>> begin Data extract

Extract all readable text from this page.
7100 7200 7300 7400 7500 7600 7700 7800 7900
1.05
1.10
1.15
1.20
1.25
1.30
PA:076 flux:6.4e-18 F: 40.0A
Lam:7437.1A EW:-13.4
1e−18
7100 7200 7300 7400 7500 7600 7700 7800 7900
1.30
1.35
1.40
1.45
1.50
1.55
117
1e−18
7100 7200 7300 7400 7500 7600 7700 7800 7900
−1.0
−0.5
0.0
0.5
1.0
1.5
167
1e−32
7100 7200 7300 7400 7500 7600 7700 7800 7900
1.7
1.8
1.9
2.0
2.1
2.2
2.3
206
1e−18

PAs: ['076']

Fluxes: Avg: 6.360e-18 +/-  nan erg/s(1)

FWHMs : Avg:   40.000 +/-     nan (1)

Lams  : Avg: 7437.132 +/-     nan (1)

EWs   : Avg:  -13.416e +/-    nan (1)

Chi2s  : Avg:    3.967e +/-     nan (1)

>> end Data extract

Task prompt:
Extract the complete set of records unchanged.

The answer:
Extract all readable text from this page.
7100 7200 7300 7400 7500 7600 7700 7800 7900
1.05
1.10
1.15
1.20
1.25
1.30
PA:076 flux:6.4e-18 F: 40.0A
Lam:7437.1A EW:-13.4
1e−18
7100 7200 7300 7400 7500 7600 7700 7800 7900
1.30
1.35
1.40
1.45
1.50
1.55
117
1e−18
7100 7200 7300 7400 7500 7600 7700 7800 7900
−1.0
−0.5
0.0
0.5
1.0
1.5
167
1e−32
7100 7200 7300 7400 7500 7600 7700 7800 7900
1.7
1.8
1.9
2.0
2.1
2.2
2.3
206
1e−18

PAs: ['076']

Fluxes: Avg: 6.360e-18 +/-  nan erg/s(1)

FWHMs : Avg:   40.000 +/-     nan (1)

Lams  : Avg: 7437.132 +/-     nan (1)

EWs   : Avg:  -13.416e +/-    nan (1)

Chi2s  : Avg:    3.967e +/-     nan (1)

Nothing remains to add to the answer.